WRITTEN TASK – Write every line of the material out exactly as shown.

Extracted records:
= = = = = = =
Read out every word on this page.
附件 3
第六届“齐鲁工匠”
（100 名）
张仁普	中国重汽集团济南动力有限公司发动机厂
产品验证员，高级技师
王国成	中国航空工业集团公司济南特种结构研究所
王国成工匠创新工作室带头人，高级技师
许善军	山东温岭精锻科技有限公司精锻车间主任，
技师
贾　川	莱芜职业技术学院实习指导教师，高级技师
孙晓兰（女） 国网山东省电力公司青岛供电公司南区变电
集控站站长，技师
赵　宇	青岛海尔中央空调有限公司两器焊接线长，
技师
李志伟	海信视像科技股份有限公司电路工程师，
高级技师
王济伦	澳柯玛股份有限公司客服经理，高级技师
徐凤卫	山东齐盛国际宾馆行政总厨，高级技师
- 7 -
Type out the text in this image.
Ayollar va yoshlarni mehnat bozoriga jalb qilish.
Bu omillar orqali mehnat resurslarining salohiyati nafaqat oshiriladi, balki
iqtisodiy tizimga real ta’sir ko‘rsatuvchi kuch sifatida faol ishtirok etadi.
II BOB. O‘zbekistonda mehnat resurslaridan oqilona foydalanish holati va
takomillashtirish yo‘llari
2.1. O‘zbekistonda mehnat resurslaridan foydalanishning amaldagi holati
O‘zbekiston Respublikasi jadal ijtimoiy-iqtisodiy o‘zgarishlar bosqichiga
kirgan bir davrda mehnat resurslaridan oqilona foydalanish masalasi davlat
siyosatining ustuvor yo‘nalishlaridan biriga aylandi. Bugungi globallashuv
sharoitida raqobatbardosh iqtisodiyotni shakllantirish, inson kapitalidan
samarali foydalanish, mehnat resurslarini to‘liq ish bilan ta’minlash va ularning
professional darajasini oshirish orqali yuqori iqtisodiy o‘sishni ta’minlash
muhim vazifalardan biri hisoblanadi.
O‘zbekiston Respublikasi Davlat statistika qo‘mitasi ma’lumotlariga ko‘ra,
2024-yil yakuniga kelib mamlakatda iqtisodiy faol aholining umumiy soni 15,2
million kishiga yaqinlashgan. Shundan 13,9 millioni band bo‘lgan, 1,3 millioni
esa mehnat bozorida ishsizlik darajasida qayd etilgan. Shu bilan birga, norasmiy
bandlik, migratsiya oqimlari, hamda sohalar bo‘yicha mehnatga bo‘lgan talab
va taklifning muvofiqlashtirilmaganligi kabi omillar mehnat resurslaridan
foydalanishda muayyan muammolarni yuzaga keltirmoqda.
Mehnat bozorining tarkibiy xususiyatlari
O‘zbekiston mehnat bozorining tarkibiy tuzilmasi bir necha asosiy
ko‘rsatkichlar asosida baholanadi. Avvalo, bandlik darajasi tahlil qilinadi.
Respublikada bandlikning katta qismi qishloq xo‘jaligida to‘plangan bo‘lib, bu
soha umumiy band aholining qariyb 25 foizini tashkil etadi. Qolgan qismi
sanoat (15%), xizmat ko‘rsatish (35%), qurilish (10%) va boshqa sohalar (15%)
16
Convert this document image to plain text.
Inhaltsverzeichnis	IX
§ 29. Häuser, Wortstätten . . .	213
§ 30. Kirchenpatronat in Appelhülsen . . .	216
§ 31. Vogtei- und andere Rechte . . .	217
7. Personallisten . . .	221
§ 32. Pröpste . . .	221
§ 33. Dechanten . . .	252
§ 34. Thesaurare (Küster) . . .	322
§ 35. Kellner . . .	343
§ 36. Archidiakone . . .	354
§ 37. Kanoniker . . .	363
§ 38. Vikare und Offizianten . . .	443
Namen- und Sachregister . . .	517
= = = = = = =
WRITTEN ANSWER –
Read out every word on this page.
附件 3
第六届“齐鲁工匠”
（100 名）
张仁普	中国重汽集团济南动力有限公司发动机厂
产品验证员，高级技师
王国成	中国航空工业集团公司济南特种结构研究所
王国成工匠创新工作室带头人，高级技师
许善军	山东温岭精锻科技有限公司精锻车间主任，
技师
贾　川	莱芜职业技术学院实习指导教师，高级技师
孙晓兰（女） 国网山东省电力公司青岛供电公司南区变电
集控站站长，技师
赵　宇	青岛海尔中央空调有限公司两器焊接线长，
技师
李志伟	海信视像科技股份有限公司电路工程师，
高级技师
王济伦	澳柯玛股份有限公司客服经理，高级技师
徐凤卫	山东齐盛国际宾馆行政总厨，高级技师
- 7 -
Type out the text in this image.
Ayollar va yoshlarni mehnat bozoriga jalb qilish.
Bu omillar orqali mehnat resurslarining salohiyati nafaqat oshiriladi, balki
iqtisodiy tizimga real ta’sir ko‘rsatuvchi kuch sifatida faol ishtirok etadi.
II BOB. O‘zbekistonda mehnat resurslaridan oqilona foydalanish holati va
takomillashtirish yo‘llari
2.1. O‘zbekistonda mehnat resurslaridan foydalanishning amaldagi holati
O‘zbekiston Respublikasi jadal ijtimoiy-iqtisodiy o‘zgarishlar bosqichiga
kirgan bir davrda mehnat resurslaridan oqilona foydalanish masalasi davlat
siyosatining ustuvor yo‘nalishlaridan biriga aylandi. Bugungi globallashuv
sharoitida raqobatbardosh iqtisodiyotni shakllantirish, inson kapitalidan
samarali foydalanish, mehnat resurslarini to‘liq ish bilan ta’minlash va ularning
professional darajasini oshirish orqali yuqori iqtisodiy o‘sishni ta’minlash
muhim vazifalardan biri hisoblanadi.
O‘zbekiston Respublikasi Davlat statistika qo‘mitasi ma’lumotlariga ko‘ra,
2024-yil yakuniga kelib mamlakatda iqtisodiy faol aholining umumiy soni 15,2
million kishiga yaqinlashgan. Shundan 13,9 millioni band bo‘lgan, 1,3 millioni
esa mehnat bozorida ishsizlik darajasida qayd etilgan. Shu bilan birga, norasmiy
bandlik, migratsiya oqimlari, hamda sohalar bo‘yicha mehnatga bo‘lgan talab
va taklifning muvofiqlashtirilmaganligi kabi omillar mehnat resurslaridan
foydalanishda muayyan muammolarni yuzaga keltirmoqda.
Mehnat bozorining tarkibiy xususiyatlari
O‘zbekiston mehnat bozorining tarkibiy tuzilmasi bir necha asosiy
ko‘rsatkichlar asosida baholanadi. Avvalo, bandlik darajasi tahlil qilinadi.
Respublikada bandlikning katta qismi qishloq xo‘jaligida to‘plangan bo‘lib, bu
soha umumiy band aholining qariyb 25 foizini tashkil etadi. Qolgan qismi
sanoat (15%), xizmat ko‘rsatish (35%), qurilish (10%) va boshqa sohalar (15%)
16
Convert this document image to plain text.
Inhaltsverzeichnis	IX
§ 29. Häuser, Wortstätten . . .	213
§ 30. Kirchenpatronat in Appelhülsen . . .	216
§ 31. Vogtei- und andere Rechte . . .	217
7. Personallisten . . .	221
§ 32. Pröpste . . .	221
§ 33. Dechanten . . .	252
§ 34. Thesaurare (Küster) . . .	322
§ 35. Kellner . . .	343
§ 36. Archidiakone . . .	354
§ 37. Kanoniker . . .	363
§ 38. Vikare und Offizianten . . .	443
Namen- und Sachregister . . .	517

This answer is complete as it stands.